Dataset entries
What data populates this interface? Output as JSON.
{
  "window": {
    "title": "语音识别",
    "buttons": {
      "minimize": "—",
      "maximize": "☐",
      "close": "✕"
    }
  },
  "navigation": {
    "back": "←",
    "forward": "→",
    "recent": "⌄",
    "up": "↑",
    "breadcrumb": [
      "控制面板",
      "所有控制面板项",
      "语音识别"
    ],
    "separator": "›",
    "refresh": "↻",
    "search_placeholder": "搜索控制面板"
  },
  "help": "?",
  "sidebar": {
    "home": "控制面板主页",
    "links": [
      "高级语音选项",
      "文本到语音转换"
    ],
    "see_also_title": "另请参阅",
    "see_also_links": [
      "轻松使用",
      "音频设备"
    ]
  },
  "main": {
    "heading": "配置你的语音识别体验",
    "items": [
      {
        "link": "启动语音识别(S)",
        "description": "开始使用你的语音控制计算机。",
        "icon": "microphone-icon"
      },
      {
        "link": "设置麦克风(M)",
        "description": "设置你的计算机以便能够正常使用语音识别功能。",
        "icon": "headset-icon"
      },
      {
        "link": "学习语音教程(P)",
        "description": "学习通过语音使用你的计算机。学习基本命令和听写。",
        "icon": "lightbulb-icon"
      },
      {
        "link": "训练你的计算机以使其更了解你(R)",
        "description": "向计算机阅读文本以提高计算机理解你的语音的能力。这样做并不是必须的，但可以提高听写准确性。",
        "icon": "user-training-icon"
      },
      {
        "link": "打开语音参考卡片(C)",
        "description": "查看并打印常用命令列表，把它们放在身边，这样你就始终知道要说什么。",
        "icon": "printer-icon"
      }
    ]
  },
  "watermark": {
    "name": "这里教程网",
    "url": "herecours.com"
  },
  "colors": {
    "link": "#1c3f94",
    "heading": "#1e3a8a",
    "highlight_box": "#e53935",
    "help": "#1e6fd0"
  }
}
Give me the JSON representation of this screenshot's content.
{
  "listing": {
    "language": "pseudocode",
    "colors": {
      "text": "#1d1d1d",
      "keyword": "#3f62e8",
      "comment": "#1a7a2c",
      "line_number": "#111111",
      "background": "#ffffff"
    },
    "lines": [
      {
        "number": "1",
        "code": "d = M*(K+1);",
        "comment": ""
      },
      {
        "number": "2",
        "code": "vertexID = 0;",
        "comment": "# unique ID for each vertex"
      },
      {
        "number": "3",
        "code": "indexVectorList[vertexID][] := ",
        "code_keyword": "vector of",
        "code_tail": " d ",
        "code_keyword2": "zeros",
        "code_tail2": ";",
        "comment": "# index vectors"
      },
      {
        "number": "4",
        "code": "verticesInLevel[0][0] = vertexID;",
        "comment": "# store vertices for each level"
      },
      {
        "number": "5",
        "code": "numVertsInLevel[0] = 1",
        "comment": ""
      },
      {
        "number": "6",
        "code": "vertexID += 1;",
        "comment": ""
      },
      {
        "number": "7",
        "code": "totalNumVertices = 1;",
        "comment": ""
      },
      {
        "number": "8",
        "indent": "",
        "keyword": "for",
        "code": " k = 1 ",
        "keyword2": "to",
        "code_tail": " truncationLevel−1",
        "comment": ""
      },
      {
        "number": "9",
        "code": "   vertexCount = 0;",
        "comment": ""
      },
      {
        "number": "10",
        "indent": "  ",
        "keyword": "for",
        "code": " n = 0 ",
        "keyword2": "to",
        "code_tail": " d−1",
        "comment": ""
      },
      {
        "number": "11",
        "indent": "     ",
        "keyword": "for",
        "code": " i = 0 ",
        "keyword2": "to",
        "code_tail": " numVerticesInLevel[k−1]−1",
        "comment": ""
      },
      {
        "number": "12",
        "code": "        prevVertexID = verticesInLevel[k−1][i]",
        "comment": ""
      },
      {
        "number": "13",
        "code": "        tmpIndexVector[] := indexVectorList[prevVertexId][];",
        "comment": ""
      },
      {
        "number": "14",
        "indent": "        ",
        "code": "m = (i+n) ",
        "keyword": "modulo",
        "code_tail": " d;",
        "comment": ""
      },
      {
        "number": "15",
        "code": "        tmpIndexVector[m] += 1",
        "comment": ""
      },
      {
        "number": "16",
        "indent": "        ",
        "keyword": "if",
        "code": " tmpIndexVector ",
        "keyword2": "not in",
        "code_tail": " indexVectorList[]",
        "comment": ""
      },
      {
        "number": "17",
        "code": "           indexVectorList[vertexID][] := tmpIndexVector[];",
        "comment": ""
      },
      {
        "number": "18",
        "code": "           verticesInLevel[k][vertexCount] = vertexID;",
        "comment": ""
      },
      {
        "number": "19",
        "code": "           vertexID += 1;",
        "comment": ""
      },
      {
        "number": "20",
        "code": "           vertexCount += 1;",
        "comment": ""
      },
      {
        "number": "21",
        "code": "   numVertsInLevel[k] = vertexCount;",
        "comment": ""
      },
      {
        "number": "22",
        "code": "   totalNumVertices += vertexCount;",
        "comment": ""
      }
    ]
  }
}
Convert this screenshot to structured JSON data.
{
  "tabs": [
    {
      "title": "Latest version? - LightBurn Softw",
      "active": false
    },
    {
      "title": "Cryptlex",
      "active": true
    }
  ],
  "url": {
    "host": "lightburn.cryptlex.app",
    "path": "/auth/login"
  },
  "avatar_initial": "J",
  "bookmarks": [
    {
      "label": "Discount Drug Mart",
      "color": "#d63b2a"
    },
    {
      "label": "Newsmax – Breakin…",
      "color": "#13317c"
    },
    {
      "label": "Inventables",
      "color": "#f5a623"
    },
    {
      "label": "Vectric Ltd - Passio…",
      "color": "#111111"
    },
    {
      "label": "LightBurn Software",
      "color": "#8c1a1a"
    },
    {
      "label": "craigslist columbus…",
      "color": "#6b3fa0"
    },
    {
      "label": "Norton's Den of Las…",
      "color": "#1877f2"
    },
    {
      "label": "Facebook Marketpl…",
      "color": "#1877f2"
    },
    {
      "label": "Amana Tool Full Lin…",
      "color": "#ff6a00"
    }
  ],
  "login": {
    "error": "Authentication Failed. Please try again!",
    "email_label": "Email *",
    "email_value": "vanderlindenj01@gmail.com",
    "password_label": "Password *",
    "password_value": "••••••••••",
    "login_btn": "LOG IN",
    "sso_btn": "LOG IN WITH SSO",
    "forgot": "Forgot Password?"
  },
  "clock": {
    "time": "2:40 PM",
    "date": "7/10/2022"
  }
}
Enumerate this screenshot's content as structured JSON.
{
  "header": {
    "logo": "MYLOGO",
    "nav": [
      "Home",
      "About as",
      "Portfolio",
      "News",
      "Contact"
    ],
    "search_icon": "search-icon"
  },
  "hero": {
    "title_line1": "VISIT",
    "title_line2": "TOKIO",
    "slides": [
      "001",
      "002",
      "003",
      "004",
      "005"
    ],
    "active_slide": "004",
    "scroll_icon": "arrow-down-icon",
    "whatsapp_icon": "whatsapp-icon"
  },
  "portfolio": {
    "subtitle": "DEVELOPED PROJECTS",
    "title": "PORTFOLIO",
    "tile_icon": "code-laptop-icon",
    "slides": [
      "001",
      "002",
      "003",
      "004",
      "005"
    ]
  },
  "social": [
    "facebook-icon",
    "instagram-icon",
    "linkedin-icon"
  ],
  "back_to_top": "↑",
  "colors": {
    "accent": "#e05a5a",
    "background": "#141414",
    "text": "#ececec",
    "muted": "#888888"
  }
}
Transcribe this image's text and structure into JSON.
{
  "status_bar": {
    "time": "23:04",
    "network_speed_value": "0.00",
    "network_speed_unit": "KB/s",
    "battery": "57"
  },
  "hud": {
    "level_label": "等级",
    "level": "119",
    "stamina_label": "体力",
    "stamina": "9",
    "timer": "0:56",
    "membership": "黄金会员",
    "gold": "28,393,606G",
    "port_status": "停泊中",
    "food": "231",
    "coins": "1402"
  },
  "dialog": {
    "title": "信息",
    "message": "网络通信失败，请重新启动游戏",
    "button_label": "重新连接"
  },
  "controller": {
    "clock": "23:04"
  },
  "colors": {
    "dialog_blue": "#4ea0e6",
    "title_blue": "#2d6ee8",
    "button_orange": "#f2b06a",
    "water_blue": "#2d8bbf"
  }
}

» WHAT IS EXPECTED: Repeat, character for character, the lines from the one that holds "Transcribe this image's" to the final line of the material, inclusive, and no other lines.

» WRITTEN REPLY:
Transcribe this image's text and structure into JSON.
{
  "status_bar": {
    "time": "23:04",
    "network_speed_value": "0.00",
    "network_speed_unit": "KB/s",
    "battery": "57"
  },
  "hud": {
    "level_label": "等级",
    "level": "119",
    "stamina_label": "体力",
    "stamina": "9",
    "timer": "0:56",
    "membership": "黄金会员",
    "gold": "28,393,606G",
    "port_status": "停泊中",
    "food": "231",
    "coins": "1402"
  },
  "dialog": {
    "title": "信息",
    "message": "网络通信失败，请重新启动游戏",
    "button_label": "重新连接"
  },
  "controller": {
    "clock": "23:04"
  },
  "colors": {
    "dialog_blue": "#4ea0e6",
    "title_blue": "#2d6ee8",
    "button_orange": "#f2b06a",
    "water_blue": "#2d8bbf"
  }
}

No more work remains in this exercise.